• **Dataset content**
══════════

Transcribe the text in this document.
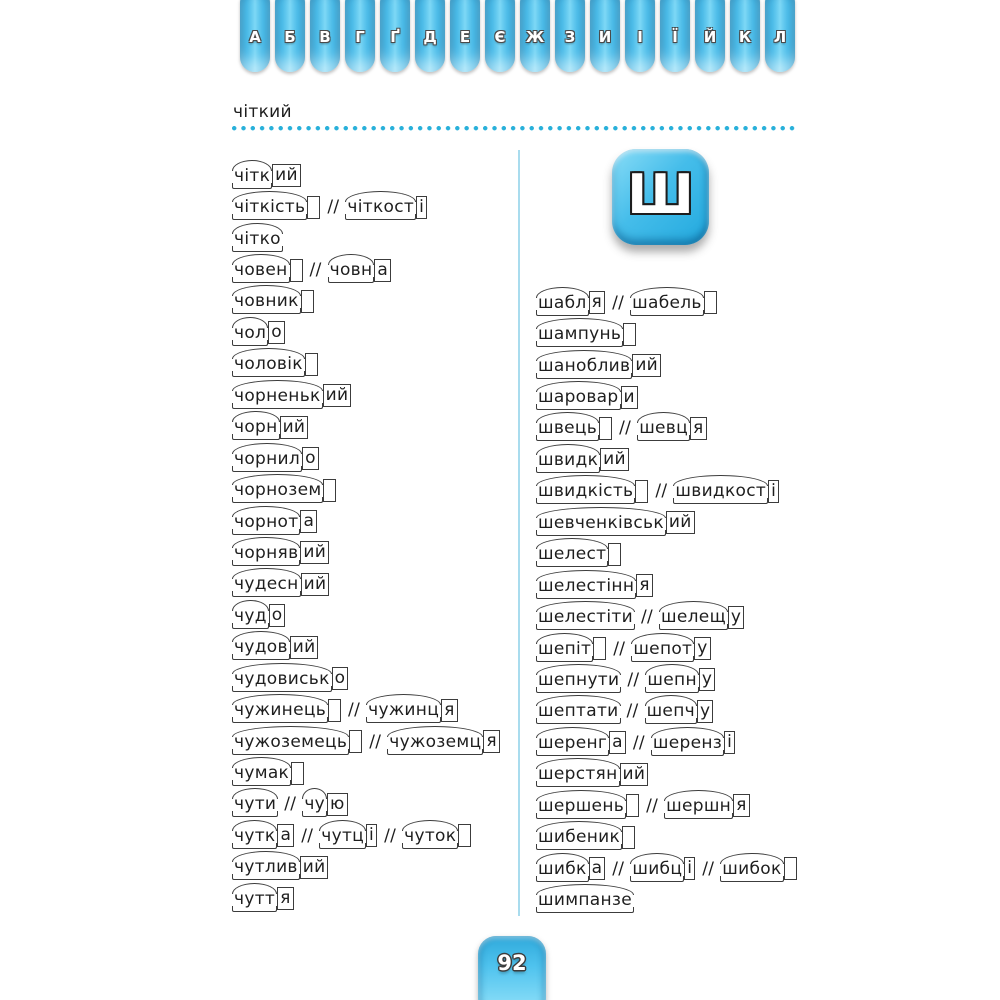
А Б В Г Ґ Д Е Є Ж З И І Ї Й К Л
чіткий
Ш
чітк ий
чіткість // чіткост і
чітко
човен // човн а
човник
чол о
чоловік
чорненьк ий
чорн ий
чорнил о
чорнозем
чорнот а
чорняв ий
чудесн ий
чуд о
чудов ий
чудовиськ о
чужинець // чужинц я
чужоземець // чужоземц я
чумак
чути // чу ю
чутк а // чутц і // чуток
чутлив ий
чутт я
шабл я // шабель
шампунь
шаноблив ий
шаровар и
швець // шевц я
швидк ий
швидкість // швидкост і
шевченківськ ий
шелест
шелестінн я
шелестіти // шелещ у
шепіт // шепот у
шепнути // шепн у
шептати // шепч у
шеренг а // шеренз і
шерстян ий
шершень // шершн я
шибеник
шибк а // шибц і // шибок
шимпанзе
92
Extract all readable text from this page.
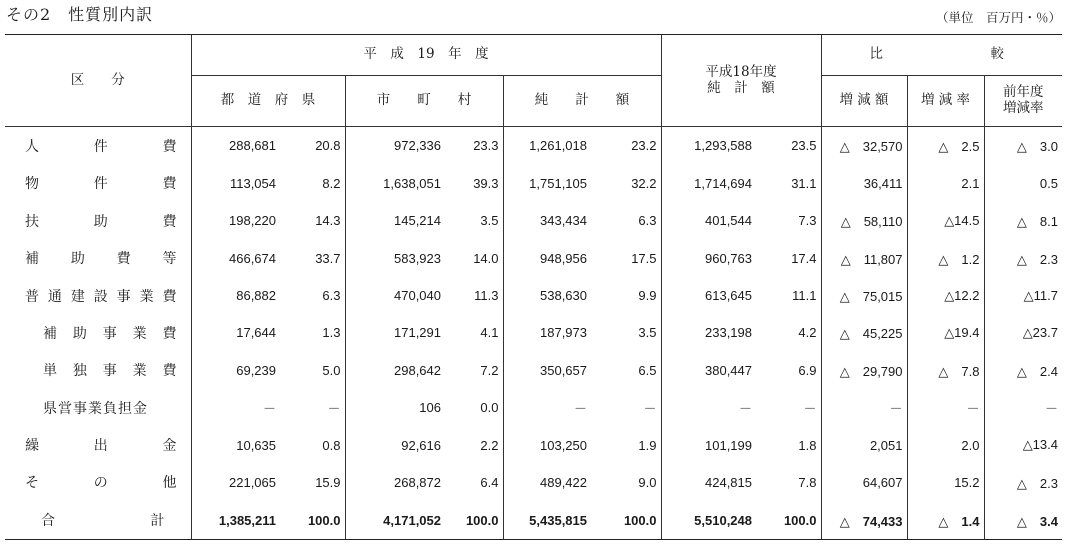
その2　性質別内訳	（単位　百万円・％）
区　　分	平　成　19　年　度						平成18年度
純　計　額		比 較		

	都　道　府　県		市　　町　　村		純　　計　　額				増 減 額	増 減 率	前年度
増減率
人件費	288,681	20.8	972,336	23.3	1,261,018	23.2	1,293,588	23.5	△　32,570	△　2.5	△　3.0
物件費	113,054	8.2	1,638,051	39.3	1,751,105	32.2	1,714,694	31.1	36,411	2.1	0.5
扶助費	198,220	14.3	145,214	3.5	343,434	6.3	401,544	7.3	△　58,110	△14.5	△　8.1
補助費等	466,674	33.7	583,923	14.0	948,956	17.5	960,763	17.4	△　11,807	△　1.2	△　2.3
普通建設事業費	86,882	6.3	470,040	11.3	538,630	9.9	613,645	11.1	△　75,015	△12.2	△11.7
補助事業費	17,644	1.3	171,291	4.1	187,973	3.5	233,198	4.2	△　45,225	△19.4	△23.7
単独事業費	69,239	5.0	298,642	7.2	350,657	6.5	380,447	6.9	△　29,790	△　7.8	△　2.4
県営事業負担金	－	－	106	0.0	－	－	－	－	－	－	－
繰出金	10,635	0.8	92,616	2.2	103,250	1.9	101,199	1.8	2,051	2.0	△13.4
その他	221,065	15.9	268,872	6.4	489,422	9.0	424,815	7.8	64,607	15.2	△　2.3
合計	1,385,211	100.0	4,171,052	100.0	5,435,815	100.0	5,510,248	100.0	△　74,433	△　1.4	△　3.4
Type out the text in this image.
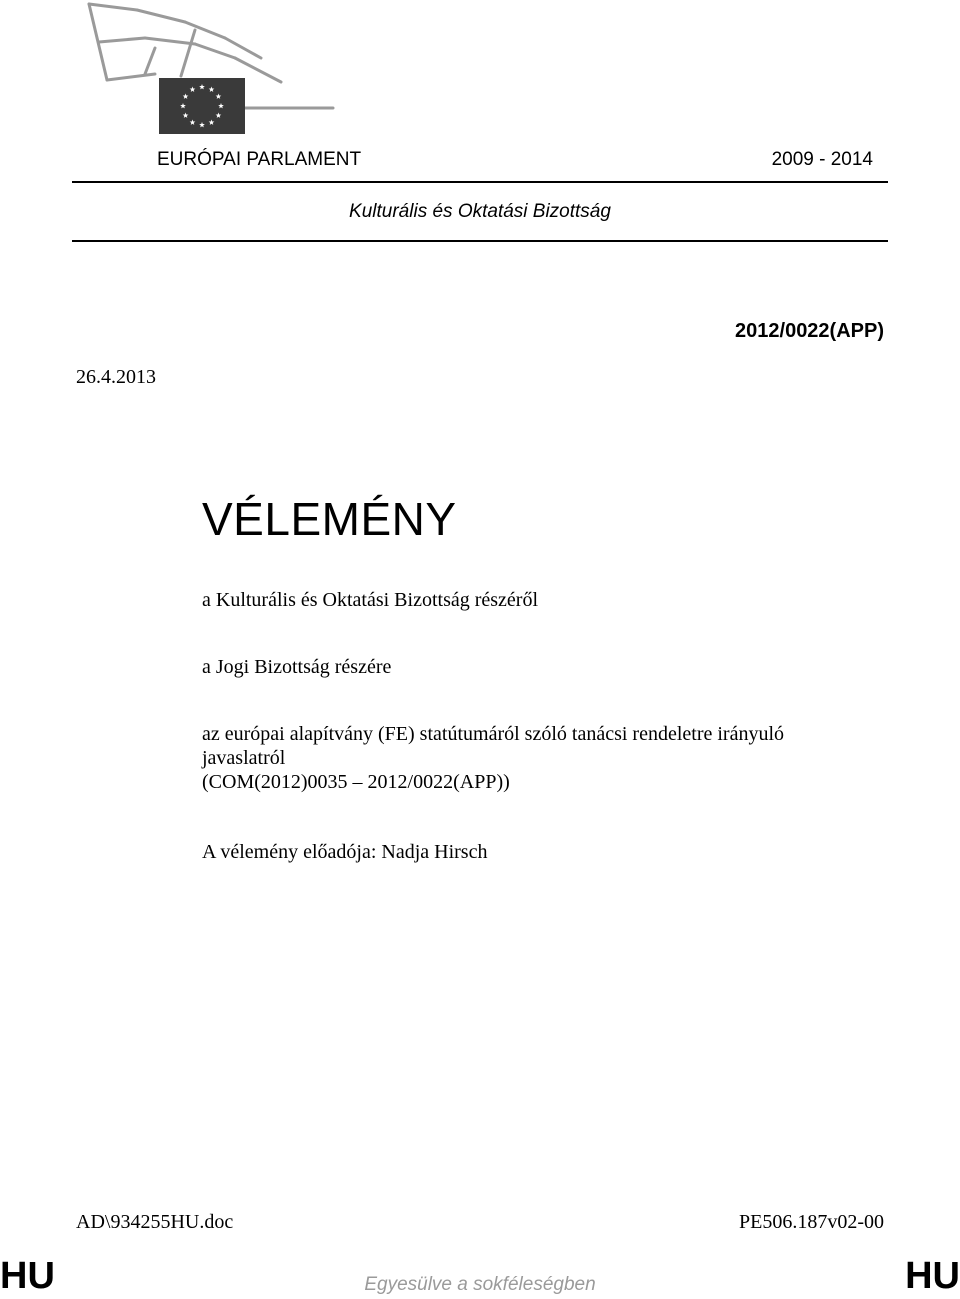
EURÓPAI PARLAMENT	2009 - 2014
Kulturális és Oktatási Bizottság
2012/0022(APP)
26.4.2013
VÉLEMÉNY
a Kulturális és Oktatási Bizottság részéről
a Jogi Bizottság részére
az európai alapítvány (FE) statútumáról szóló tanácsi rendeletre irányuló
javaslatról
(COM(2012)0035 – 2012/0022(APP))
A vélemény előadója: Nadja Hirsch
AD\934255HU.doc	PE506.187v02-00
HU	Egyesülve a sokféleségben	HU
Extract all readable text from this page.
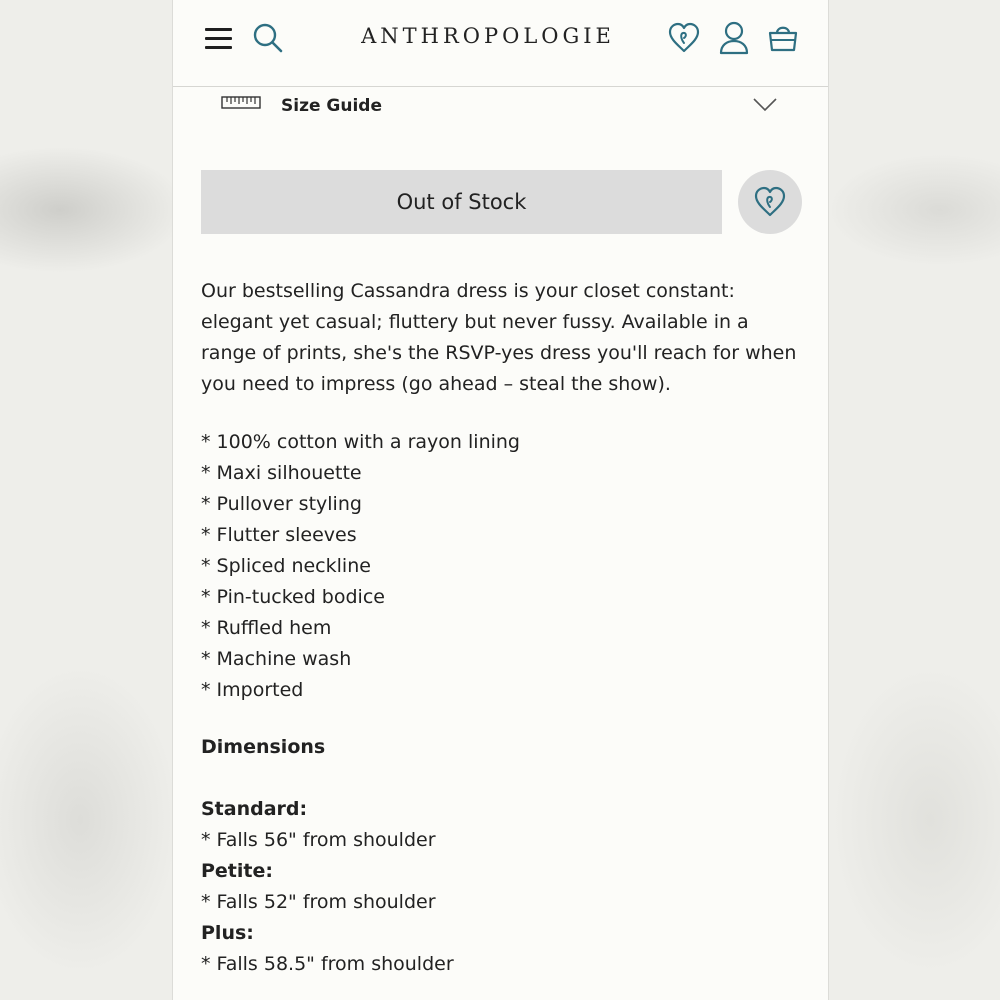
ANTHROPOLOGIE
Size Guide
Out of Stock

Our bestselling Cassandra dress is your closet constant: elegant yet casual; fluttery but never fussy. Available in a range of prints, she's the RSVP-yes dress you'll reach for when you need to impress (go ahead – steal the show).

* 100% cotton with a rayon lining
* Maxi silhouette
* Pullover styling
* Flutter sleeves
* Spliced neckline
* Pin-tucked bodice
* Ruffled hem
* Machine wash
* Imported
Dimensions
Standard:
* Falls 56" from shoulder
Petite:
* Falls 52" from shoulder
Plus:
* Falls 58.5" from shoulder
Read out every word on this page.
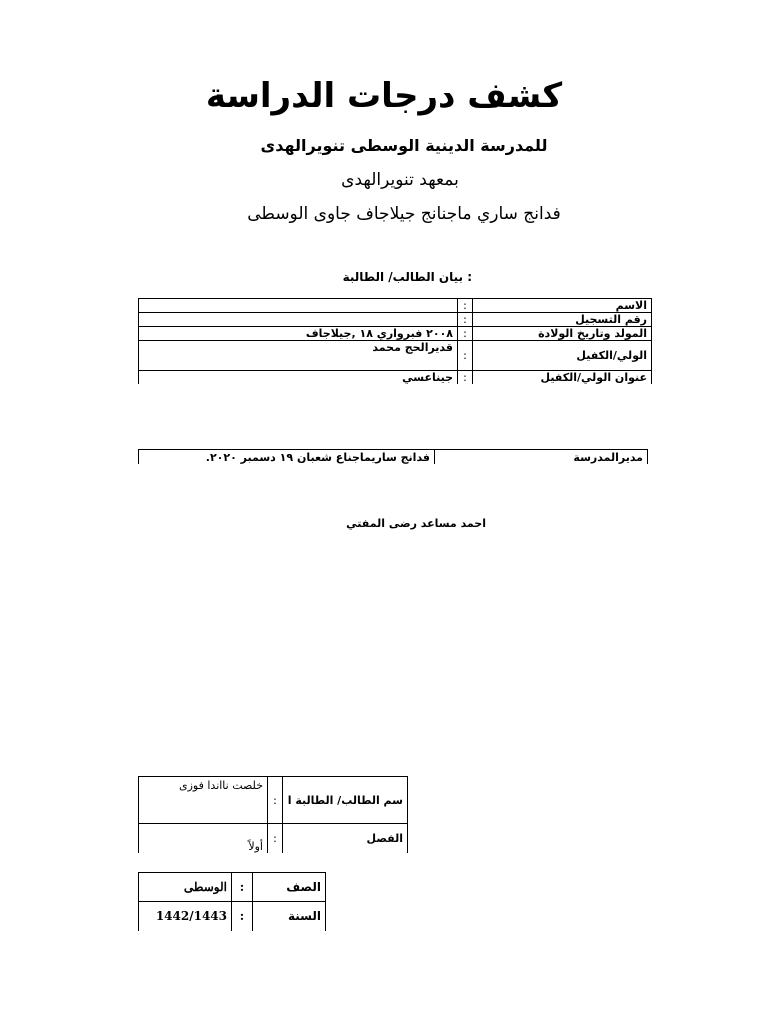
كشف درجات الدراسة
للمدرسة الدينية الوسطى تنويرالهدى
بمعهد تنويرالهدى
فدانج ساري ماجنانج جيلاجاف جاوى الوسطى
: بيان الطالب/ الطالبة
	:	الاسم
	:	رقم التسجيل
٢٠٠٨ فبرواري ١٨ ,جيلاجاف	:	المولد وتاريخ الولادة
قديرالحج محمد	:	الولي/الكفيل
جيناعسي	:	عنوان الولي/الكفيل
فدانج ساريماجناع شعبان ١٩ دسمبر ٢٠٢٠.	مديرالمدرسة
احمد مساعد رضى المفتي
خلصت نااندا فوزى	:	سم الطالب/ الطالبة ا
أولاً	:	الفصل
الوسطى	:	الصف
1442/1443	:	السنة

══════════

• **The exercise**
Transcribe the material as is, with images omitted.

• **Solution to this exercise**
Transcribe the text in this document.
А Б В Г Ґ Д Е Є Ж З И І Ї Й К Л
чіткий
Ш
чітк ий
чіткість // чіткост і
чітко
човен // човн а
човник
чол о
чоловік
чорненьк ий
чорн ий
чорнил о
чорнозем
чорнот а
чорняв ий
чудесн ий
чуд о
чудов ий
чудовиськ о
чужинець // чужинц я
чужоземець // чужоземц я
чумак
чути // чу ю
чутк а // чутц і // чуток
чутлив ий
чутт я
шабл я // шабель
шампунь
шаноблив ий
шаровар и
швець // шевц я
швидк ий
швидкість // швидкост і
шевченківськ ий
шелест
шелестінн я
шелестіти // шелещ у
шепіт // шепот у
шепнути // шепн у
шептати // шепч у
шеренг а // шеренз і
шерстян ий
шершень // шершн я
шибеник
шибк а // шибц і // шибок
шимпанзе
92
Extract all readable text from this page.
その2　性質別内訳	（単位　百万円・％）
区　　分	平　成　19　年　度						平成18年度
純　計　額		比 較		

	都　道　府　県		市　　町　　村		純　　計　　額				増 減 額	増 減 率	前年度
増減率
人件費	288,681	20.8	972,336	23.3	1,261,018	23.2	1,293,588	23.5	△　32,570	△　2.5	△　3.0
物件費	113,054	8.2	1,638,051	39.3	1,751,105	32.2	1,714,694	31.1	36,411	2.1	0.5
扶助費	198,220	14.3	145,214	3.5	343,434	6.3	401,544	7.3	△　58,110	△14.5	△　8.1
補助費等	466,674	33.7	583,923	14.0	948,956	17.5	960,763	17.4	△　11,807	△　1.2	△　2.3
普通建設事業費	86,882	6.3	470,040	11.3	538,630	9.9	613,645	11.1	△　75,015	△12.2	△11.7
補助事業費	17,644	1.3	171,291	4.1	187,973	3.5	233,198	4.2	△　45,225	△19.4	△23.7
単独事業費	69,239	5.0	298,642	7.2	350,657	6.5	380,447	6.9	△　29,790	△　7.8	△　2.4
県営事業負担金	－	－	106	0.0	－	－	－	－	－	－	－
繰出金	10,635	0.8	92,616	2.2	103,250	1.9	101,199	1.8	2,051	2.0	△13.4
その他	221,065	15.9	268,872	6.4	489,422	9.0	424,815	7.8	64,607	15.2	△　2.3
合計	1,385,211	100.0	4,171,052	100.0	5,435,815	100.0	5,510,248	100.0	△　74,433	△　1.4	△　3.4
Type out the text in this image.
EURÓPAI PARLAMENT	2009 - 2014
Kulturális és Oktatási Bizottság
2012/0022(APP)
26.4.2013
VÉLEMÉNY
a Kulturális és Oktatási Bizottság részéről
a Jogi Bizottság részére
az európai alapítvány (FE) statútumáról szóló tanácsi rendeletre irányuló
javaslatról
(COM(2012)0035 – 2012/0022(APP))
A vélemény előadója: Nadja Hirsch
AD\934255HU.doc	PE506.187v02-00
HU	Egyesülve a sokféleségben	HU
Extract all readable text from this page.
ANTHROPOLOGIE
Size Guide
Out of Stock

Our bestselling Cassandra dress is your closet constant: elegant yet casual; fluttery but never fussy. Available in a range of prints, she's the RSVP-yes dress you'll reach for when you need to impress (go ahead – steal the show).

* 100% cotton with a rayon lining
* Maxi silhouette
* Pullover styling
* Flutter sleeves
* Spliced neckline
* Pin-tucked bodice
* Ruffled hem
* Machine wash
* Imported
Dimensions
Standard:
* Falls 56" from shoulder
Petite:
* Falls 52" from shoulder
Plus:
* Falls 58.5" from shoulder
Read out every word on this page.
كشف درجات الدراسة
للمدرسة الدينية الوسطى تنويرالهدى
بمعهد تنويرالهدى
فدانج ساري ماجنانج جيلاجاف جاوى الوسطى
: بيان الطالب/ الطالبة
	:	الاسم
	:	رقم التسجيل
٢٠٠٨ فبرواري ١٨ ,جيلاجاف	:	المولد وتاريخ الولادة
قديرالحج محمد	:	الولي/الكفيل
جيناعسي	:	عنوان الولي/الكفيل
فدانج ساريماجناع شعبان ١٩ دسمبر ٢٠٢٠.	مديرالمدرسة
احمد مساعد رضى المفتي
خلصت نااندا فوزى	:	سم الطالب/ الطالبة ا
أولاً	:	الفصل
الوسطى	:	الصف
1442/1443	:	السنة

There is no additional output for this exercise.